Problem description: Only the pictures are left out: repeat the rest of the entries exactly.

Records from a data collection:
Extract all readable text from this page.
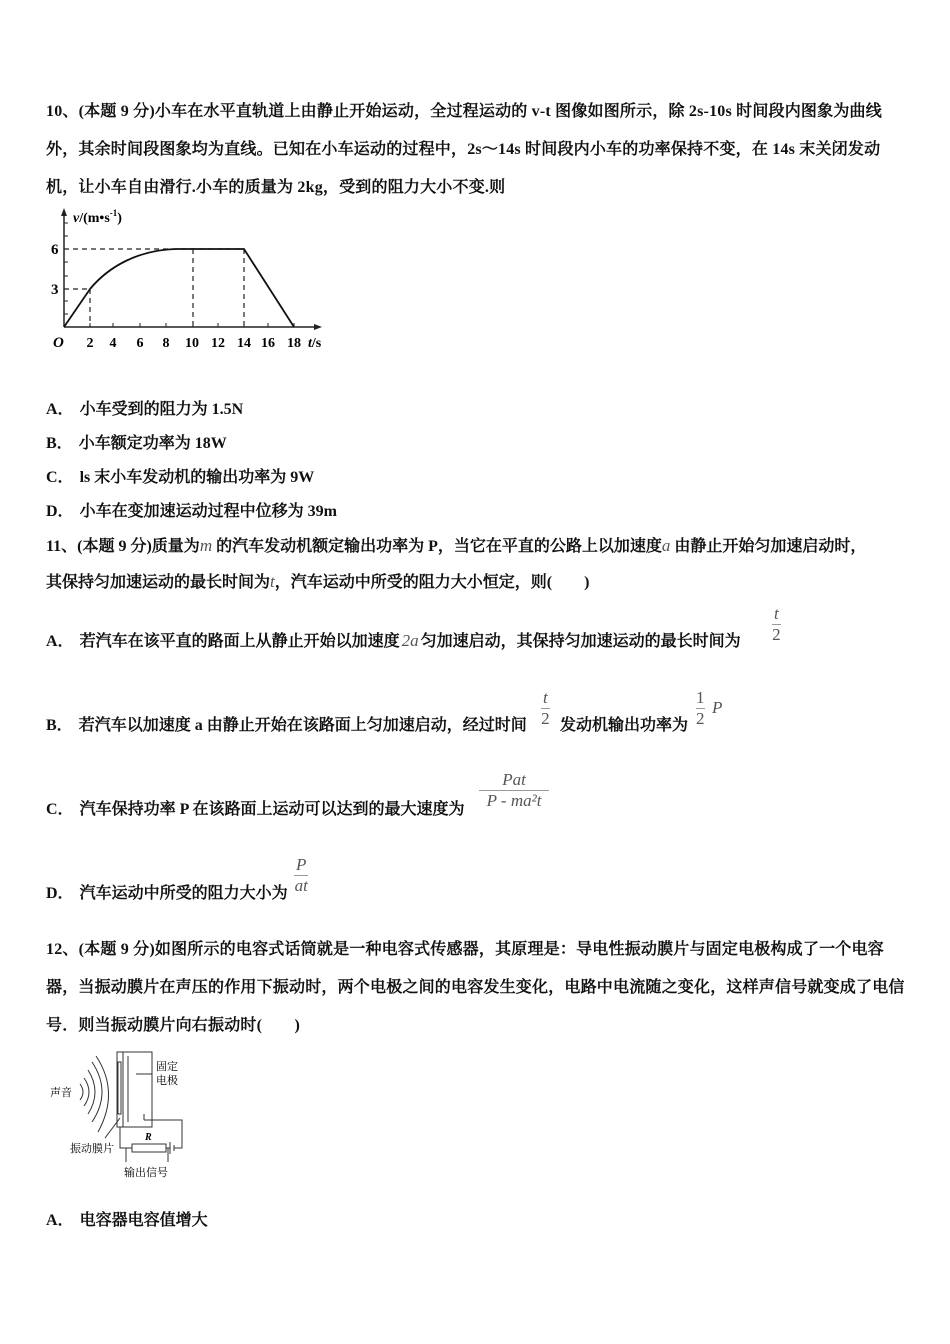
10、(本题 9 分)小车在水平直轨道上由静止开始运动，全过程运动的 v-t 图像如图所示，除 2s-10s 时间段内图象为曲线外，其余时间段图象均为直线。已知在小车运动的过程中，2s～14s 时间段内小车的功率保持不变，在 14s 末关闭发动机，让小车自由滑行.小车的质量为 2kg，受到的阻力大小不变.则
$v/(m•s^{-1})$
6
3
O 2 4 6 8 10 12 14 16 18 t/s
A． 小车受到的阻力为 1.5N
B． 小车额定功率为 18W
C． ls 末小车发动机的输出功率为 9W
D． 小车在变加速运动过程中位移为 39m
11、(本题 9 分)质量为m 的汽车发动机额定输出功率为 P，当它在平直的公路上以加速度a 由静止开始匀加速启动时，
其保持匀加速运动的最长时间为t，汽车运动中所受的阻力大小恒定，则(　　)
A． 若汽车在该平直的路面上从静止开始以加速度 2a 匀加速启动，其保持匀加速运动的最长时间为
t
2
B． 若汽车以加速度 a 由静止开始在该路面上匀加速启动，经过时间
t
2 发动机输出功率为
1
2
P
C． 汽车保持功率 P 在该路面上运动可以达到的最大速度为
Pat
P - ma²t
D． 汽车运动中所受的阻力大小为
P
at
12、(本题 9 分)如图所示的电容式话筒就是一种电容式传感器，其原理是：导电性振动膜片与固定电极构成了一个电容器，当振动膜片在声压的作用下振动时，两个电极之间的电容发生变化，电路中电流随之变化，这样声信号就变成了电信号．则当振动膜片向右振动时(　　)
声音
固定
电极
振动膜片
R
输出信号
A． 电容器电容值增大
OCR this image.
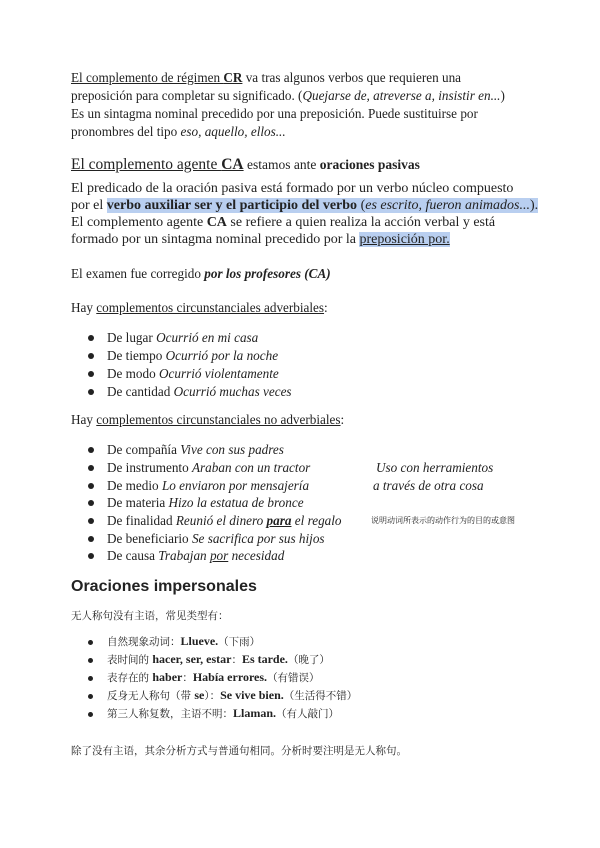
El complemento de régimen CR va tras algunos verbos que requieren una
preposición para completar su significado. (Quejarse de, atreverse a, insistir en...)
Es un sintagma nominal precedido por una preposición. Puede sustituirse por
pronombres del tipo eso, aquello, ellos...
El complemento agente CA estamos ante oraciones pasivas
El predicado de la oración pasiva está formado por un verbo núcleo compuesto
por el verbo auxiliar ser y el participio del verbo (es escrito, fueron animados...).
El complemento agente CA se refiere a quien realiza la acción verbal y está
formado por un sintagma nominal precedido por la preposición por.
El examen fue corregido por los profesores (CA)
Hay complementos circunstanciales adverbiales:
De lugar Ocurrió en mi casa
De tiempo Ocurrió por la noche
De modo Ocurrió violentamente
De cantidad Ocurrió muchas veces
Hay complementos circunstanciales no adverbiales:
De compañía Vive con sus padres
De instrumento Araban con un tractor
De medio Lo enviaron por mensajería
De materia Hizo la estatua de bronce
De finalidad Reunió el dinero para el regalo
De beneficiario Se sacrifica por sus hijos
De causa Trabajan por necesidad
Uso con herramientos
a través de otra cosa
说明动词所表示的动作行为的目的或意图
Oraciones impersonales
无人称句没有主语，常见类型有：
自然现象动词：Llueve.（下雨）
表时间的 hacer, ser, estar：Es tarde.（晚了）
表存在的 haber：Había errores.（有错误）
反身无人称句（带 se）：Se vive bien.（生活得不错）
第三人称复数，主语不明：Llaman.（有人敲门）
除了没有主语，其余分析方式与普通句相同。分析时要注明是无人称句。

Reply to the task:
Extract all readable text from this page.
10、(本题 9 分)小车在水平直轨道上由静止开始运动，全过程运动的 v-t 图像如图所示，除 2s-10s 时间段内图象为曲线外，其余时间段图象均为直线。已知在小车运动的过程中，2s～14s 时间段内小车的功率保持不变，在 14s 末关闭发动机，让小车自由滑行.小车的质量为 2kg，受到的阻力大小不变.则
$v/(m•s^{-1})$
6
3
O 2 4 6 8 10 12 14 16 18 t/s
A． 小车受到的阻力为 1.5N
B． 小车额定功率为 18W
C． ls 末小车发动机的输出功率为 9W
D． 小车在变加速运动过程中位移为 39m
11、(本题 9 分)质量为m 的汽车发动机额定输出功率为 P，当它在平直的公路上以加速度a 由静止开始匀加速启动时，
其保持匀加速运动的最长时间为t，汽车运动中所受的阻力大小恒定，则(　　)
A． 若汽车在该平直的路面上从静止开始以加速度 2a 匀加速启动，其保持匀加速运动的最长时间为
t
2
B． 若汽车以加速度 a 由静止开始在该路面上匀加速启动，经过时间
t
2 发动机输出功率为
1
2
P
C． 汽车保持功率 P 在该路面上运动可以达到的最大速度为
Pat
P - ma²t
D． 汽车运动中所受的阻力大小为
P
at
12、(本题 9 分)如图所示的电容式话筒就是一种电容式传感器，其原理是：导电性振动膜片与固定电极构成了一个电容器，当振动膜片在声压的作用下振动时，两个电极之间的电容发生变化，电路中电流随之变化，这样声信号就变成了电信号．则当振动膜片向右振动时(　　)
声音
固定
电极
振动膜片
R
输出信号
A． 电容器电容值增大
OCR this image.
El complemento de régimen CR va tras algunos verbos que requieren una
preposición para completar su significado. (Quejarse de, atreverse a, insistir en...)
Es un sintagma nominal precedido por una preposición. Puede sustituirse por
pronombres del tipo eso, aquello, ellos...
El complemento agente CA estamos ante oraciones pasivas
El predicado de la oración pasiva está formado por un verbo núcleo compuesto
por el verbo auxiliar ser y el participio del verbo (es escrito, fueron animados...).
El complemento agente CA se refiere a quien realiza la acción verbal y está
formado por un sintagma nominal precedido por la preposición por.
El examen fue corregido por los profesores (CA)
Hay complementos circunstanciales adverbiales:
De lugar Ocurrió en mi casa
De tiempo Ocurrió por la noche
De modo Ocurrió violentamente
De cantidad Ocurrió muchas veces
Hay complementos circunstanciales no adverbiales:
De compañía Vive con sus padres
De instrumento Araban con un tractor
De medio Lo enviaron por mensajería
De materia Hizo la estatua de bronce
De finalidad Reunió el dinero para el regalo
De beneficiario Se sacrifica por sus hijos
De causa Trabajan por necesidad
Uso con herramientos
a través de otra cosa
说明动词所表示的动作行为的目的或意图
Oraciones impersonales
无人称句没有主语，常见类型有：
自然现象动词：Llueve.（下雨）
表时间的 hacer, ser, estar：Es tarde.（晚了）
表存在的 haber：Había errores.（有错误）
反身无人称句（带 se）：Se vive bien.（生活得不错）
第三人称复数，主语不明：Llaman.（有人敲门）
除了没有主语，其余分析方式与普通句相同。分析时要注明是无人称句。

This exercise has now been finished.